───── Dataset excerpts ─────
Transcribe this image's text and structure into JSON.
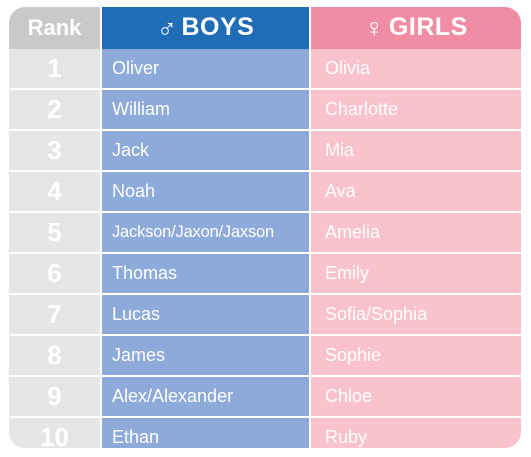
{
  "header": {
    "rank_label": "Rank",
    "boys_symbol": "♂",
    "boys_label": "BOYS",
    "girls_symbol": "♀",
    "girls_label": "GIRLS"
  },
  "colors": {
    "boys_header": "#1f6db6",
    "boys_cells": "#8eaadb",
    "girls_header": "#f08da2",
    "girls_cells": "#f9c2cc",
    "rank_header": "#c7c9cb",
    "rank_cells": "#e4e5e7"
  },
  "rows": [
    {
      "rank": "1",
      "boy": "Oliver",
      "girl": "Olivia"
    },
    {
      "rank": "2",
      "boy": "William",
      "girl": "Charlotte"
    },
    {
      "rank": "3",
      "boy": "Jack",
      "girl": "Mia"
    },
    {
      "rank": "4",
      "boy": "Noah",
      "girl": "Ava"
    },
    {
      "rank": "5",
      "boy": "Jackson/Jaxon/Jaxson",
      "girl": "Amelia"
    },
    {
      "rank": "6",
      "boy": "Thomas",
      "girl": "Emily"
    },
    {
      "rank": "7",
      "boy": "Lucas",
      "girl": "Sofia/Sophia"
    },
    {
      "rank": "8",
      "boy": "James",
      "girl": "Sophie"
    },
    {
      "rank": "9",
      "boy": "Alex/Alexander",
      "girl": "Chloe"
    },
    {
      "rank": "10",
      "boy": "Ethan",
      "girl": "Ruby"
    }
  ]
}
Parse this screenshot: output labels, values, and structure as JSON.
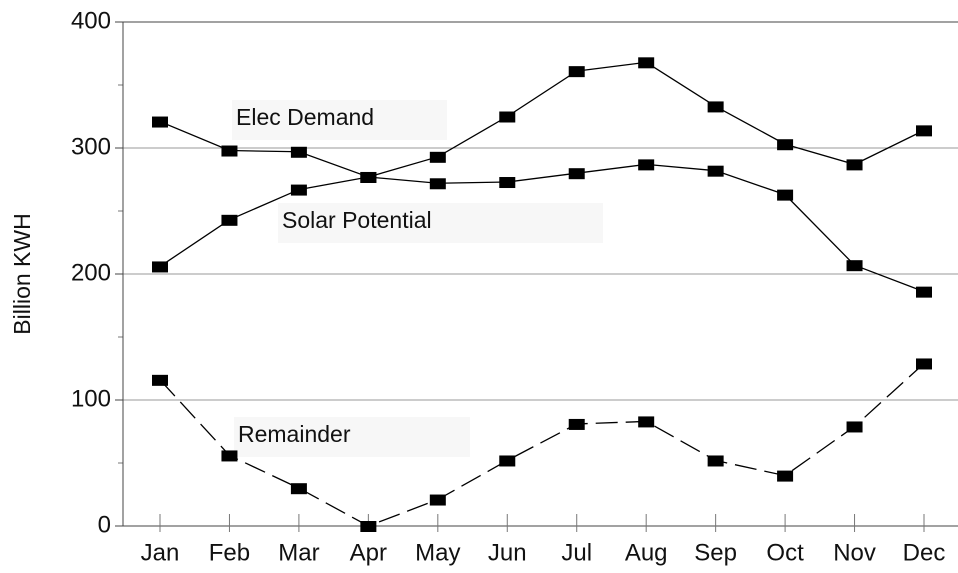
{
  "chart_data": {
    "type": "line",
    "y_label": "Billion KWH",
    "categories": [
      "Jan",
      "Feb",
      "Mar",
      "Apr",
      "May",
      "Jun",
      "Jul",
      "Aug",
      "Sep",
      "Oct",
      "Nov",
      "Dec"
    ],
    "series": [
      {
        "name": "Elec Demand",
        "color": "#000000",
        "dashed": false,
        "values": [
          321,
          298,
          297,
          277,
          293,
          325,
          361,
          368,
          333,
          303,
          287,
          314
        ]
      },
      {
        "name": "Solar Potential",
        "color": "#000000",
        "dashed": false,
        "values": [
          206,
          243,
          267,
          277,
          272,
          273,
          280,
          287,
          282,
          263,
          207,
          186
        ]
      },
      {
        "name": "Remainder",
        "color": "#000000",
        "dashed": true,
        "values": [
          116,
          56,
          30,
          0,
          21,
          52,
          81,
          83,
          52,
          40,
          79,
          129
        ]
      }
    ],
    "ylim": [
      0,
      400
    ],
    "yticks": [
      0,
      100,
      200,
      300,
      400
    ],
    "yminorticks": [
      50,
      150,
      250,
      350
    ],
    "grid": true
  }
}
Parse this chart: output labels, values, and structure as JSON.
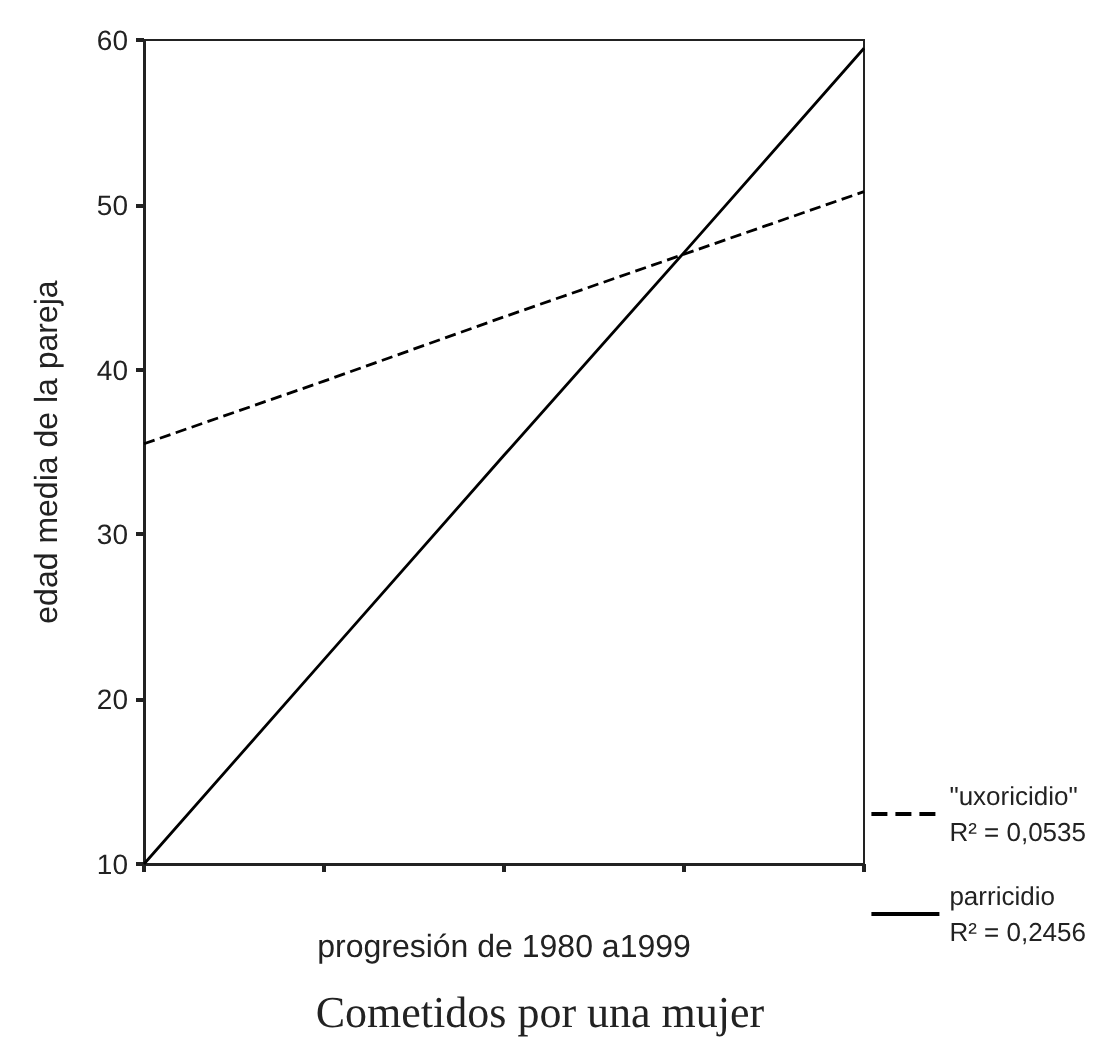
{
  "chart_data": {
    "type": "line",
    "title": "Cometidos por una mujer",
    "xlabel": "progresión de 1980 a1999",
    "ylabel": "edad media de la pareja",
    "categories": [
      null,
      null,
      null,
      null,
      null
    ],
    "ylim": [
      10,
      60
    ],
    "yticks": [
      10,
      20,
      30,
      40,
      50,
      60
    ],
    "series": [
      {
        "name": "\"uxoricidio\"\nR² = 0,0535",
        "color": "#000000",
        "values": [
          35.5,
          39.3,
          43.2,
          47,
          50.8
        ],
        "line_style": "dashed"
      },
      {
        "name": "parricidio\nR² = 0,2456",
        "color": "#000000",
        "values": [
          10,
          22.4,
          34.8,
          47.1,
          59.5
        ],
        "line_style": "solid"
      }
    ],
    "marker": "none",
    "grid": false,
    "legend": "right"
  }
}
─────
> _Directions_: Leave out the pictures and copy the rest of the material above exactly.

> _Written solution_:
Transcribe this image's text and structure into JSON.
{
  "header": {
    "rank_label": "Rank",
    "boys_symbol": "♂",
    "boys_label": "BOYS",
    "girls_symbol": "♀",
    "girls_label": "GIRLS"
  },
  "colors": {
    "boys_header": "#1f6db6",
    "boys_cells": "#8eaadb",
    "girls_header": "#f08da2",
    "girls_cells": "#f9c2cc",
    "rank_header": "#c7c9cb",
    "rank_cells": "#e4e5e7"
  },
  "rows": [
    {
      "rank": "1",
      "boy": "Oliver",
      "girl": "Olivia"
    },
    {
      "rank": "2",
      "boy": "William",
      "girl": "Charlotte"
    },
    {
      "rank": "3",
      "boy": "Jack",
      "girl": "Mia"
    },
    {
      "rank": "4",
      "boy": "Noah",
      "girl": "Ava"
    },
    {
      "rank": "5",
      "boy": "Jackson/Jaxon/Jaxson",
      "girl": "Amelia"
    },
    {
      "rank": "6",
      "boy": "Thomas",
      "girl": "Emily"
    },
    {
      "rank": "7",
      "boy": "Lucas",
      "girl": "Sofia/Sophia"
    },
    {
      "rank": "8",
      "boy": "James",
      "girl": "Sophie"
    },
    {
      "rank": "9",
      "boy": "Alex/Alexander",
      "girl": "Chloe"
    },
    {
      "rank": "10",
      "boy": "Ethan",
      "girl": "Ruby"
    }
  ]
}
Parse this screenshot: output labels, values, and structure as JSON.
{
  "chart_data": {
    "type": "line",
    "y_label": "Billion KWH",
    "categories": [
      "Jan",
      "Feb",
      "Mar",
      "Apr",
      "May",
      "Jun",
      "Jul",
      "Aug",
      "Sep",
      "Oct",
      "Nov",
      "Dec"
    ],
    "series": [
      {
        "name": "Elec Demand",
        "color": "#000000",
        "dashed": false,
        "values": [
          321,
          298,
          297,
          277,
          293,
          325,
          361,
          368,
          333,
          303,
          287,
          314
        ]
      },
      {
        "name": "Solar Potential",
        "color": "#000000",
        "dashed": false,
        "values": [
          206,
          243,
          267,
          277,
          272,
          273,
          280,
          287,
          282,
          263,
          207,
          186
        ]
      },
      {
        "name": "Remainder",
        "color": "#000000",
        "dashed": true,
        "values": [
          116,
          56,
          30,
          0,
          21,
          52,
          81,
          83,
          52,
          40,
          79,
          129
        ]
      }
    ],
    "ylim": [
      0,
      400
    ],
    "yticks": [
      0,
      100,
      200,
      300,
      400
    ],
    "yminorticks": [
      50,
      150,
      250,
      350
    ],
    "grid": true
  }
}
Parse this chart: output labels, values, and structure as JSON.
{
  "chart_data": {
    "type": "line",
    "title": "Cometidos por una mujer",
    "xlabel": "progresión de 1980 a1999",
    "ylabel": "edad media de la pareja",
    "categories": [
      null,
      null,
      null,
      null,
      null
    ],
    "ylim": [
      10,
      60
    ],
    "yticks": [
      10,
      20,
      30,
      40,
      50,
      60
    ],
    "series": [
      {
        "name": "\"uxoricidio\"\nR² = 0,0535",
        "color": "#000000",
        "values": [
          35.5,
          39.3,
          43.2,
          47,
          50.8
        ],
        "line_style": "dashed"
      },
      {
        "name": "parricidio\nR² = 0,2456",
        "color": "#000000",
        "values": [
          10,
          22.4,
          34.8,
          47.1,
          59.5
        ],
        "line_style": "solid"
      }
    ],
    "marker": "none",
    "grid": false,
    "legend": "right"
  }
}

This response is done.